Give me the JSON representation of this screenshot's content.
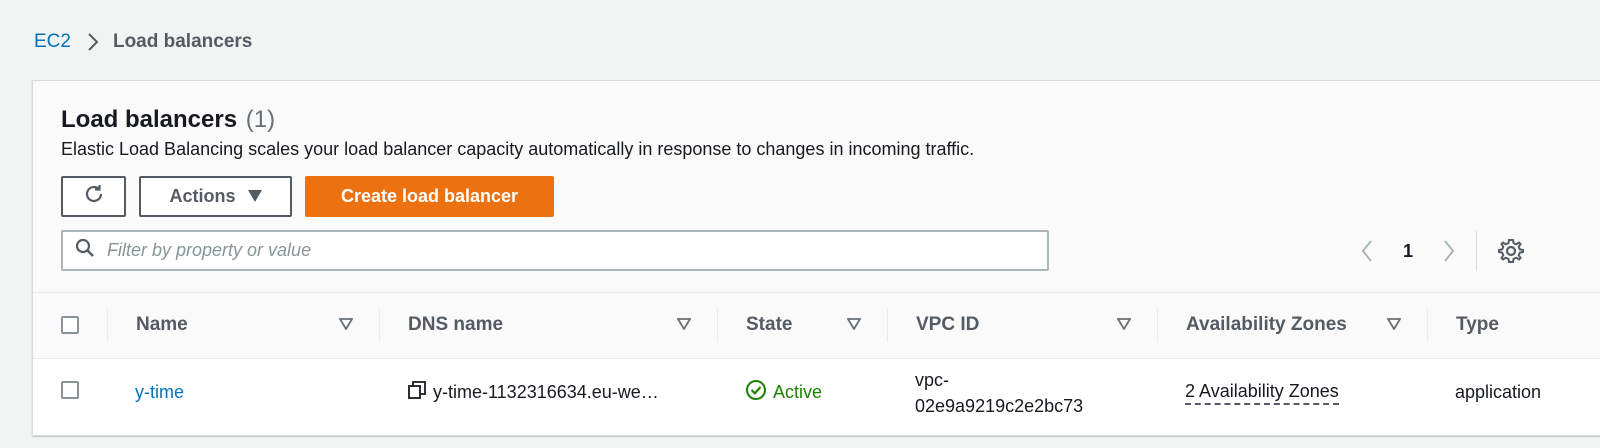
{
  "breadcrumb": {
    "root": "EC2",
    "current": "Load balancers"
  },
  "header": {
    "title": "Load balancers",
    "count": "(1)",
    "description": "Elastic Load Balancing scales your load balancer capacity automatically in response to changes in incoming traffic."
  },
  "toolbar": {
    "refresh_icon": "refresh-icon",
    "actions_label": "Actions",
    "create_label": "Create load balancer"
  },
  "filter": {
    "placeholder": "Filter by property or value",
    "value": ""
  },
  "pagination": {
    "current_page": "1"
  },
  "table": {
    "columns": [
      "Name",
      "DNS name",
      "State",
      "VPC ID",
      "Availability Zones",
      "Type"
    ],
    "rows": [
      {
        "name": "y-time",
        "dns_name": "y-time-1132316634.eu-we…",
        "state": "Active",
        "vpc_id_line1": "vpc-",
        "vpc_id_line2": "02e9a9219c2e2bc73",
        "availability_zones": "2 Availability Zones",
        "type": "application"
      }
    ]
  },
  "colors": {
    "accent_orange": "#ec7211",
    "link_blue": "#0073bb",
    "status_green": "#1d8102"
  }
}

━━━━━━

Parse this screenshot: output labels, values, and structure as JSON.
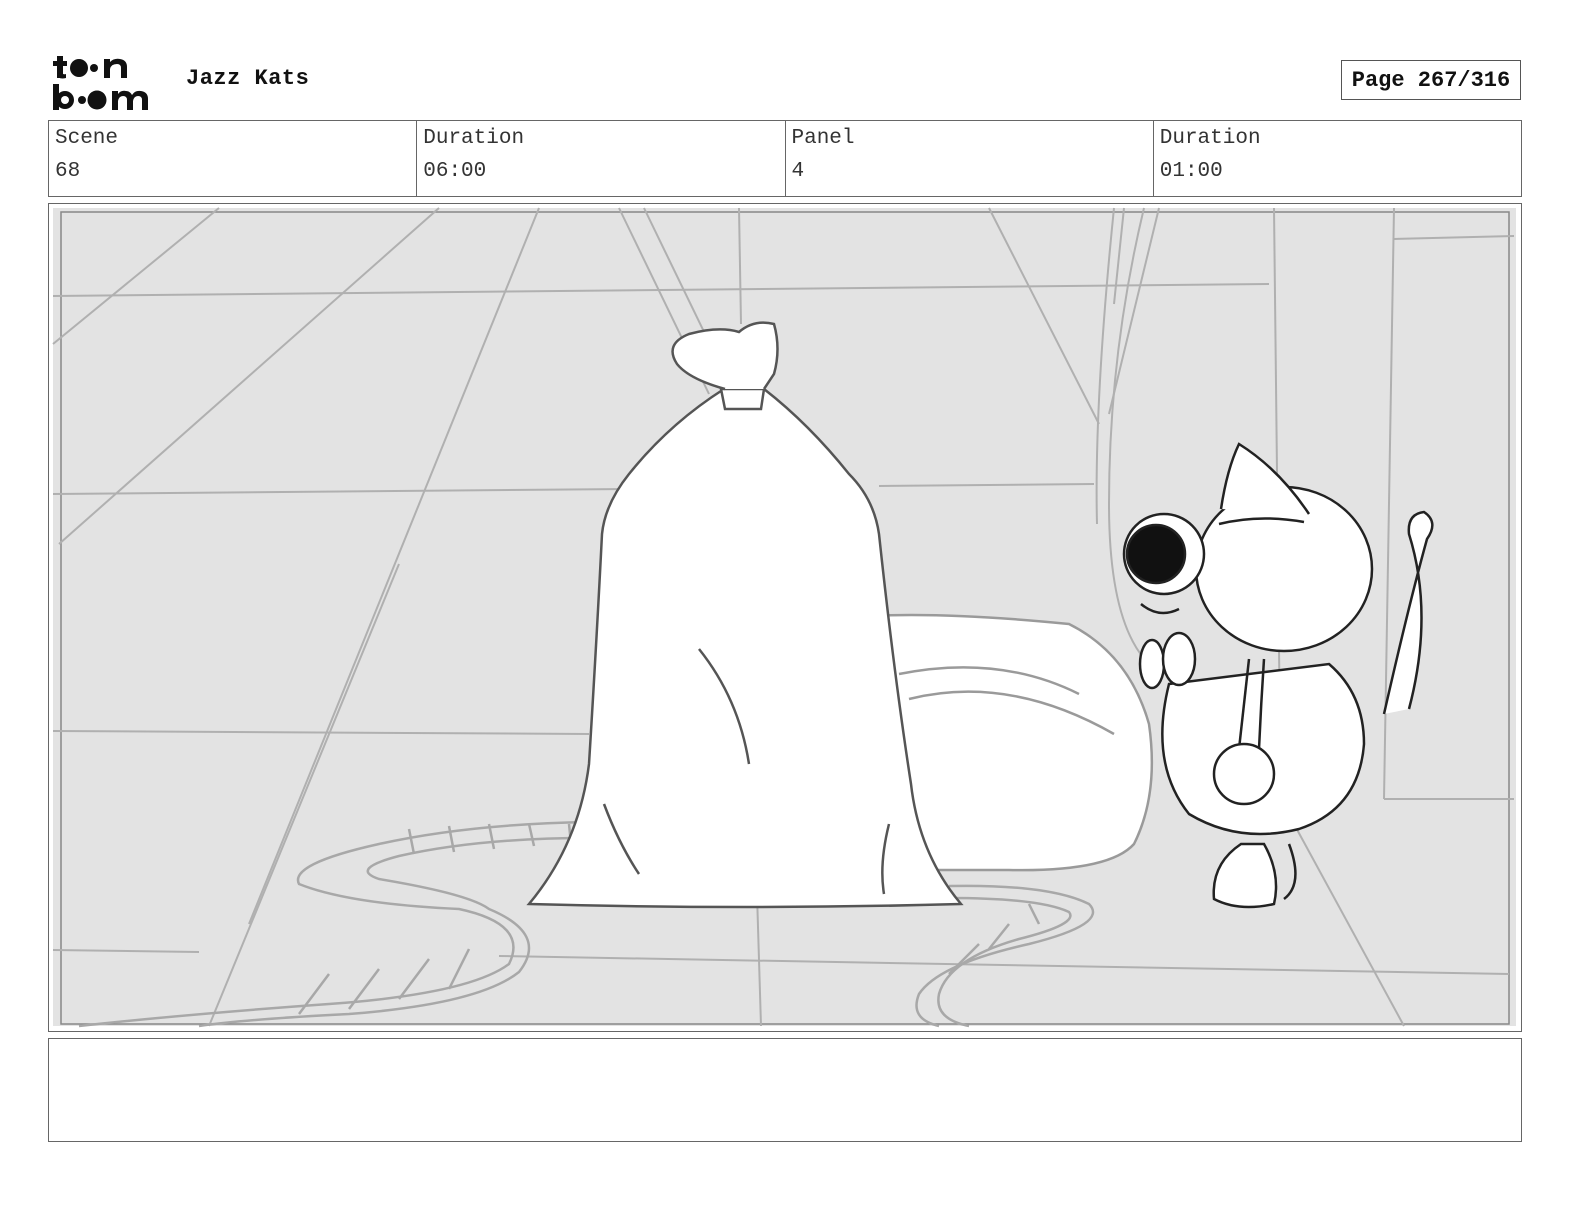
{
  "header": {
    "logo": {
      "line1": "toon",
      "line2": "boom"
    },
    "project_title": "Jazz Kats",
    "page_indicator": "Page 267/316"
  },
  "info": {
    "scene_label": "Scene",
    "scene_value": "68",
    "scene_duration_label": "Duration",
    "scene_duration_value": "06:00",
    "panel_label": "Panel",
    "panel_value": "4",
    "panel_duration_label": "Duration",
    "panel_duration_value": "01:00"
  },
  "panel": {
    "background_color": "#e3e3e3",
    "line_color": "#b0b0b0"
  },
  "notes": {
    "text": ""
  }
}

━━━━━━

*Written request:*
Identify all lines in the records above with the word "Zones".

*Output of the task:*
      "Availability Zones",
        "availability_zones": "2 Availability Zones",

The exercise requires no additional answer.